* **Information provided**
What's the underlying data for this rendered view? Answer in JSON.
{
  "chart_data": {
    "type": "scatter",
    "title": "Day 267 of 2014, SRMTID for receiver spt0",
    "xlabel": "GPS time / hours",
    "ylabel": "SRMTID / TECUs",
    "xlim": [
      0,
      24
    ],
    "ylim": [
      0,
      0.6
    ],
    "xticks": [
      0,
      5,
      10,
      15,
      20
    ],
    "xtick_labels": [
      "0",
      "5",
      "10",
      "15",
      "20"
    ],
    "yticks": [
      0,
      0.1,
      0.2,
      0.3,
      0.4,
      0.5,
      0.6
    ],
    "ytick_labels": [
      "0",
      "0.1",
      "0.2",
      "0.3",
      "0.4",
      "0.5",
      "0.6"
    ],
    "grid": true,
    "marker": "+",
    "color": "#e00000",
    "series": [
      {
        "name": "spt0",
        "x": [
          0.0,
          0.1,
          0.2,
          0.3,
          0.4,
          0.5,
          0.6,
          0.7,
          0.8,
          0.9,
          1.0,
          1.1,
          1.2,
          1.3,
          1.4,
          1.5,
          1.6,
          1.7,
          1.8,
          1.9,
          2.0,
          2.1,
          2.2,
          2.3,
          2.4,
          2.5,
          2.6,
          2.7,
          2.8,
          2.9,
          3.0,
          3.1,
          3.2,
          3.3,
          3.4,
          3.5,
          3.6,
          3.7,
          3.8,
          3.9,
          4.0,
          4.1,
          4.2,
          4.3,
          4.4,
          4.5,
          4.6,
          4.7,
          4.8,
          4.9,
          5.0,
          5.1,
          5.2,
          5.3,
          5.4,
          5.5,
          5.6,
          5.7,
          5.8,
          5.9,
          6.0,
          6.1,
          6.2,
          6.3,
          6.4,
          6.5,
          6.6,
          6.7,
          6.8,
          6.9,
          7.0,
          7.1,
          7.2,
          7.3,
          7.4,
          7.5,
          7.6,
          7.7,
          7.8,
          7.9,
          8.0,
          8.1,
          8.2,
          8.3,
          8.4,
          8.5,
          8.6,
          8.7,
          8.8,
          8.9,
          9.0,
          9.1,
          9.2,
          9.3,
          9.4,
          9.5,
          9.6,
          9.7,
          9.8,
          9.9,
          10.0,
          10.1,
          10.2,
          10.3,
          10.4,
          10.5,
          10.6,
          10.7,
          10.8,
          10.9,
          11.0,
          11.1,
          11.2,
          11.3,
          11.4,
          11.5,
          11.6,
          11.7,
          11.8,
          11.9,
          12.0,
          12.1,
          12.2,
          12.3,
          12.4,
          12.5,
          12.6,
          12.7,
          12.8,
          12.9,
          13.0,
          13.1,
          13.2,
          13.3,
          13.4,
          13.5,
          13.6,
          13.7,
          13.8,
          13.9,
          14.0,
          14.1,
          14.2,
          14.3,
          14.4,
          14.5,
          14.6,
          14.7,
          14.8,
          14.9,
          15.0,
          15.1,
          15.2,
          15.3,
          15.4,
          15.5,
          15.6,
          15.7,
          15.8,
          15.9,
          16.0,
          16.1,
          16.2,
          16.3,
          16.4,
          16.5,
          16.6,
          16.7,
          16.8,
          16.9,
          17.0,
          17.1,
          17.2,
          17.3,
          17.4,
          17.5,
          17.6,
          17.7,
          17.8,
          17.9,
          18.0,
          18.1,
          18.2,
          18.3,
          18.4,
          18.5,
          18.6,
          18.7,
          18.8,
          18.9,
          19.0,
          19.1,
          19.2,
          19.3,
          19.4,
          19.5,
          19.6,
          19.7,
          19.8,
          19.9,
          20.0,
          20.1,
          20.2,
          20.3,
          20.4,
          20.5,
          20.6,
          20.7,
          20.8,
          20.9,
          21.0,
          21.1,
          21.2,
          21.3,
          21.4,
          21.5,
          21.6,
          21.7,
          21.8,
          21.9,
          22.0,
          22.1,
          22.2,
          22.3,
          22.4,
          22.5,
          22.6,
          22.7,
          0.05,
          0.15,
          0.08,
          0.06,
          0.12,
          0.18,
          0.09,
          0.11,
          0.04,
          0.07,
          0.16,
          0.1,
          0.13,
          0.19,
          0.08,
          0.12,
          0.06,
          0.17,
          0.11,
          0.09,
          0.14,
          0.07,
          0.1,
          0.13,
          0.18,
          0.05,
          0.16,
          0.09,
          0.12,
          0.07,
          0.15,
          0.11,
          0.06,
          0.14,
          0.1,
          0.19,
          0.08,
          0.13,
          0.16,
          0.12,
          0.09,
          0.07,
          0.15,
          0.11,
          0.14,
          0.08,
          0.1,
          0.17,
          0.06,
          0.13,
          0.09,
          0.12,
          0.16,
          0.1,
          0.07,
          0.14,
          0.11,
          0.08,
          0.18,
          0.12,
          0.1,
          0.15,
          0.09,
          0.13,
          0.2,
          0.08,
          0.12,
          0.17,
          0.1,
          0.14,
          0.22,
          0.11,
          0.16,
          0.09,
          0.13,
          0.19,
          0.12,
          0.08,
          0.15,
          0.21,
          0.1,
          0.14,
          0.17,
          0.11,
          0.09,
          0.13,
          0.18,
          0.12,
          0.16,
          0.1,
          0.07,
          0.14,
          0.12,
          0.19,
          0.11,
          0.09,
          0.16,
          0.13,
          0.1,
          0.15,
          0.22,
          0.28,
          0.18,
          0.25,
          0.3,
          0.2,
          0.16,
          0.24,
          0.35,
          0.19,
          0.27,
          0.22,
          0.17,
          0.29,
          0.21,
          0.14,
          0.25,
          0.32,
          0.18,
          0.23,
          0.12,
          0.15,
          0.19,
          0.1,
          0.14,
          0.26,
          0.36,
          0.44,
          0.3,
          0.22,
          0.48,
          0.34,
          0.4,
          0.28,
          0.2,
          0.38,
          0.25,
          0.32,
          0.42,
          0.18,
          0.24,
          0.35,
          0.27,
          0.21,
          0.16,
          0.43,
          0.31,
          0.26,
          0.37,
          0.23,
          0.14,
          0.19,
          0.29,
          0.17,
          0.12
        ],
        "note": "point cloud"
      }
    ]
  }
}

* **Exercise goal**
Repeat every line of the records above exactly.

* **The completed task**
What's the underlying data for this rendered view? Answer in JSON.
{
  "chart_data": {
    "type": "scatter",
    "title": "Day 267 of 2014, SRMTID for receiver spt0",
    "xlabel": "GPS time / hours",
    "ylabel": "SRMTID / TECUs",
    "xlim": [
      0,
      24
    ],
    "ylim": [
      0,
      0.6
    ],
    "xticks": [
      0,
      5,
      10,
      15,
      20
    ],
    "xtick_labels": [
      "0",
      "5",
      "10",
      "15",
      "20"
    ],
    "yticks": [
      0,
      0.1,
      0.2,
      0.3,
      0.4,
      0.5,
      0.6
    ],
    "ytick_labels": [
      "0",
      "0.1",
      "0.2",
      "0.3",
      "0.4",
      "0.5",
      "0.6"
    ],
    "grid": true,
    "marker": "+",
    "color": "#e00000",
    "series": [
      {
        "name": "spt0",
        "x": [
          0.0,
          0.1,
          0.2,
          0.3,
          0.4,
          0.5,
          0.6,
          0.7,
          0.8,
          0.9,
          1.0,
          1.1,
          1.2,
          1.3,
          1.4,
          1.5,
          1.6,
          1.7,
          1.8,
          1.9,
          2.0,
          2.1,
          2.2,
          2.3,
          2.4,
          2.5,
          2.6,
          2.7,
          2.8,
          2.9,
          3.0,
          3.1,
          3.2,
          3.3,
          3.4,
          3.5,
          3.6,
          3.7,
          3.8,
          3.9,
          4.0,
          4.1,
          4.2,
          4.3,
          4.4,
          4.5,
          4.6,
          4.7,
          4.8,
          4.9,
          5.0,
          5.1,
          5.2,
          5.3,
          5.4,
          5.5,
          5.6,
          5.7,
          5.8,
          5.9,
          6.0,
          6.1,
          6.2,
          6.3,
          6.4,
          6.5,
          6.6,
          6.7,
          6.8,
          6.9,
          7.0,
          7.1,
          7.2,
          7.3,
          7.4,
          7.5,
          7.6,
          7.7,
          7.8,
          7.9,
          8.0,
          8.1,
          8.2,
          8.3,
          8.4,
          8.5,
          8.6,
          8.7,
          8.8,
          8.9,
          9.0,
          9.1,
          9.2,
          9.3,
          9.4,
          9.5,
          9.6,
          9.7,
          9.8,
          9.9,
          10.0,
          10.1,
          10.2,
          10.3,
          10.4,
          10.5,
          10.6,
          10.7,
          10.8,
          10.9,
          11.0,
          11.1,
          11.2,
          11.3,
          11.4,
          11.5,
          11.6,
          11.7,
          11.8,
          11.9,
          12.0,
          12.1,
          12.2,
          12.3,
          12.4,
          12.5,
          12.6,
          12.7,
          12.8,
          12.9,
          13.0,
          13.1,
          13.2,
          13.3,
          13.4,
          13.5,
          13.6,
          13.7,
          13.8,
          13.9,
          14.0,
          14.1,
          14.2,
          14.3,
          14.4,
          14.5,
          14.6,
          14.7,
          14.8,
          14.9,
          15.0,
          15.1,
          15.2,
          15.3,
          15.4,
          15.5,
          15.6,
          15.7,
          15.8,
          15.9,
          16.0,
          16.1,
          16.2,
          16.3,
          16.4,
          16.5,
          16.6,
          16.7,
          16.8,
          16.9,
          17.0,
          17.1,
          17.2,
          17.3,
          17.4,
          17.5,
          17.6,
          17.7,
          17.8,
          17.9,
          18.0,
          18.1,
          18.2,
          18.3,
          18.4,
          18.5,
          18.6,
          18.7,
          18.8,
          18.9,
          19.0,
          19.1,
          19.2,
          19.3,
          19.4,
          19.5,
          19.6,
          19.7,
          19.8,
          19.9,
          20.0,
          20.1,
          20.2,
          20.3,
          20.4,
          20.5,
          20.6,
          20.7,
          20.8,
          20.9,
          21.0,
          21.1,
          21.2,
          21.3,
          21.4,
          21.5,
          21.6,
          21.7,
          21.8,
          21.9,
          22.0,
          22.1,
          22.2,
          22.3,
          22.4,
          22.5,
          22.6,
          22.7,
          0.05,
          0.15,
          0.08,
          0.06,
          0.12,
          0.18,
          0.09,
          0.11,
          0.04,
          0.07,
          0.16,
          0.1,
          0.13,
          0.19,
          0.08,
          0.12,
          0.06,
          0.17,
          0.11,
          0.09,
          0.14,
          0.07,
          0.1,
          0.13,
          0.18,
          0.05,
          0.16,
          0.09,
          0.12,
          0.07,
          0.15,
          0.11,
          0.06,
          0.14,
          0.1,
          0.19,
          0.08,
          0.13,
          0.16,
          0.12,
          0.09,
          0.07,
          0.15,
          0.11,
          0.14,
          0.08,
          0.1,
          0.17,
          0.06,
          0.13,
          0.09,
          0.12,
          0.16,
          0.1,
          0.07,
          0.14,
          0.11,
          0.08,
          0.18,
          0.12,
          0.1,
          0.15,
          0.09,
          0.13,
          0.2,
          0.08,
          0.12,
          0.17,
          0.1,
          0.14,
          0.22,
          0.11,
          0.16,
          0.09,
          0.13,
          0.19,
          0.12,
          0.08,
          0.15,
          0.21,
          0.1,
          0.14,
          0.17,
          0.11,
          0.09,
          0.13,
          0.18,
          0.12,
          0.16,
          0.1,
          0.07,
          0.14,
          0.12,
          0.19,
          0.11,
          0.09,
          0.16,
          0.13,
          0.1,
          0.15,
          0.22,
          0.28,
          0.18,
          0.25,
          0.3,
          0.2,
          0.16,
          0.24,
          0.35,
          0.19,
          0.27,
          0.22,
          0.17,
          0.29,
          0.21,
          0.14,
          0.25,
          0.32,
          0.18,
          0.23,
          0.12,
          0.15,
          0.19,
          0.1,
          0.14,
          0.26,
          0.36,
          0.44,
          0.3,
          0.22,
          0.48,
          0.34,
          0.4,
          0.28,
          0.2,
          0.38,
          0.25,
          0.32,
          0.42,
          0.18,
          0.24,
          0.35,
          0.27,
          0.21,
          0.16,
          0.43,
          0.31,
          0.26,
          0.37,
          0.23,
          0.14,
          0.19,
          0.29,
          0.17,
          0.12
        ],
        "note": "point cloud"
      }
    ]
  }
}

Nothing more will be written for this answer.